Stated task: Repeat each entry exactly and drop the pictures.

Data supplied:
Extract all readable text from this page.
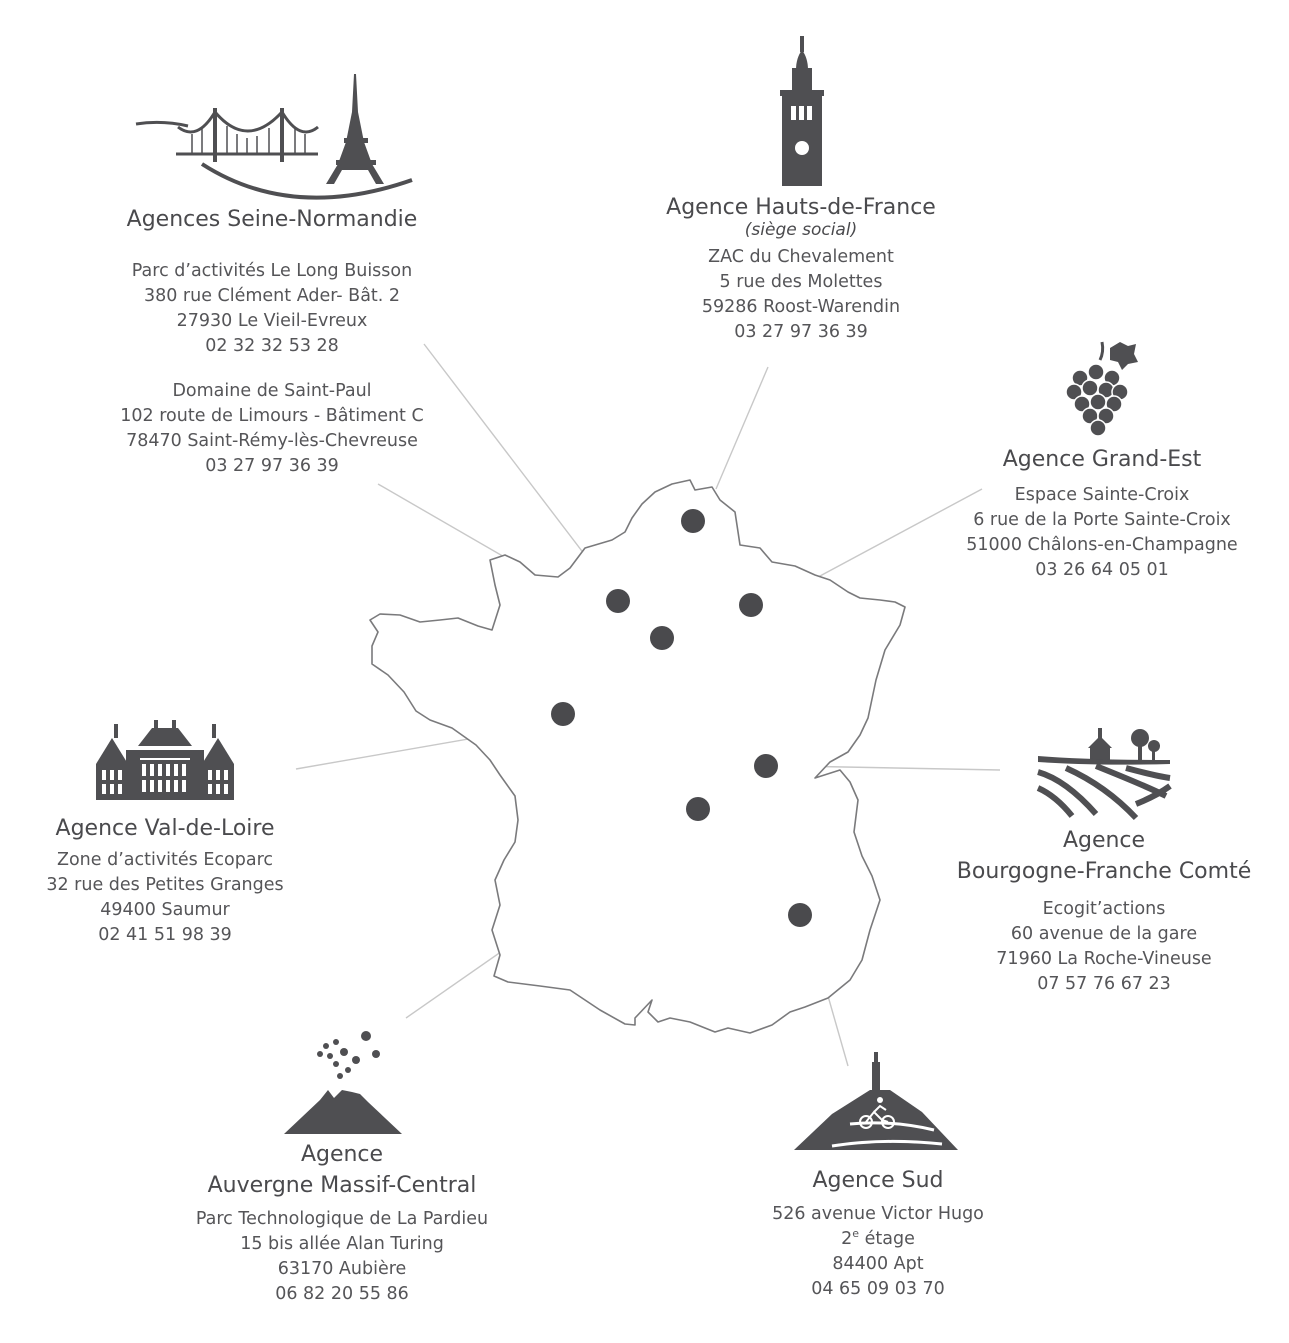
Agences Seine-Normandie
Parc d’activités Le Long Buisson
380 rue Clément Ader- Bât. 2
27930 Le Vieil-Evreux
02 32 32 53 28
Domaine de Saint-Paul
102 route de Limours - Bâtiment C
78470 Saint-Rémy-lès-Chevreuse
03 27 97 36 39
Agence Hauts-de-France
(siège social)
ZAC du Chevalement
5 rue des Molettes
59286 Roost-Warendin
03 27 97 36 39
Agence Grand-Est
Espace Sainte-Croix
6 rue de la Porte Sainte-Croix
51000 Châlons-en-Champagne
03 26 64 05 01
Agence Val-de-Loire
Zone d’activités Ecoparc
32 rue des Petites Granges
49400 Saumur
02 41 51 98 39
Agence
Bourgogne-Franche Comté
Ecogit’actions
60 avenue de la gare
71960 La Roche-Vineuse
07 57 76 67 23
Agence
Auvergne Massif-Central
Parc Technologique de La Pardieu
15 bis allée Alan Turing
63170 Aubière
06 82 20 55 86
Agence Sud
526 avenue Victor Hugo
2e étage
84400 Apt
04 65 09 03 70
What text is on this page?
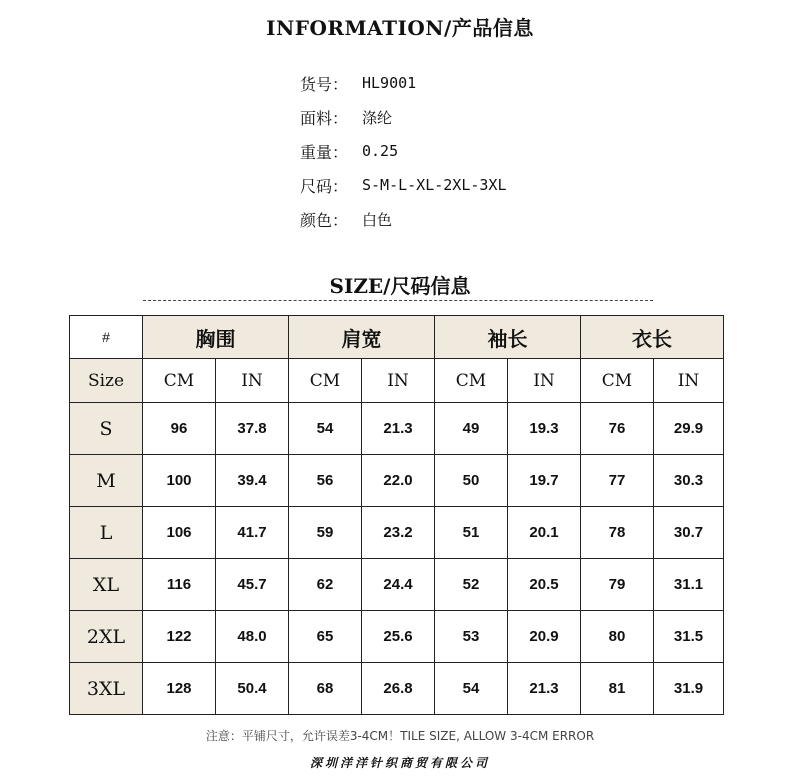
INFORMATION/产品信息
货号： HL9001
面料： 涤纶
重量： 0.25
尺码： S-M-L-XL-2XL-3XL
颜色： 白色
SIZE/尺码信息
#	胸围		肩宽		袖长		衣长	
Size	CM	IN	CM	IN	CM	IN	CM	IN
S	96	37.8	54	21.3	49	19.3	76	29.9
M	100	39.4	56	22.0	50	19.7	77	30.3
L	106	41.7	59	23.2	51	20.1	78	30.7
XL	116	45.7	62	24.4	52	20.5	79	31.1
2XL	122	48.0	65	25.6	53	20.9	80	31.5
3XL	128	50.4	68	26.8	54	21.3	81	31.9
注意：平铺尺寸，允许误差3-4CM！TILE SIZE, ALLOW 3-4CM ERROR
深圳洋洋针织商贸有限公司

Reply to the task:
Extract all readable text from this page.
Agences Seine-Normandie
Parc d’activités Le Long Buisson
380 rue Clément Ader- Bât. 2
27930 Le Vieil-Evreux
02 32 32 53 28
Domaine de Saint-Paul
102 route de Limours - Bâtiment C
78470 Saint-Rémy-lès-Chevreuse
03 27 97 36 39
Agence Hauts-de-France
(siège social)
ZAC du Chevalement
5 rue des Molettes
59286 Roost-Warendin
03 27 97 36 39
Agence Grand-Est
Espace Sainte-Croix
6 rue de la Porte Sainte-Croix
51000 Châlons-en-Champagne
03 26 64 05 01
Agence Val-de-Loire
Zone d’activités Ecoparc
32 rue des Petites Granges
49400 Saumur
02 41 51 98 39
Agence
Bourgogne-Franche Comté
Ecogit’actions
60 avenue de la gare
71960 La Roche-Vineuse
07 57 76 67 23
Agence
Auvergne Massif-Central
Parc Technologique de La Pardieu
15 bis allée Alan Turing
63170 Aubière
06 82 20 55 86
Agence Sud
526 avenue Victor Hugo
2e étage
84400 Apt
04 65 09 03 70
What text is on this page?
INFORMATION/产品信息
货号： HL9001
面料： 涤纶
重量： 0.25
尺码： S-M-L-XL-2XL-3XL
颜色： 白色
SIZE/尺码信息
#	胸围		肩宽		袖长		衣长	
Size	CM	IN	CM	IN	CM	IN	CM	IN
S	96	37.8	54	21.3	49	19.3	76	29.9
M	100	39.4	56	22.0	50	19.7	77	30.3
L	106	41.7	59	23.2	51	20.1	78	30.7
XL	116	45.7	62	24.4	52	20.5	79	31.1
2XL	122	48.0	65	25.6	53	20.9	80	31.5
3XL	128	50.4	68	26.8	54	21.3	81	31.9
注意：平铺尺寸，允许误差3-4CM！TILE SIZE, ALLOW 3-4CM ERROR
深圳洋洋针织商贸有限公司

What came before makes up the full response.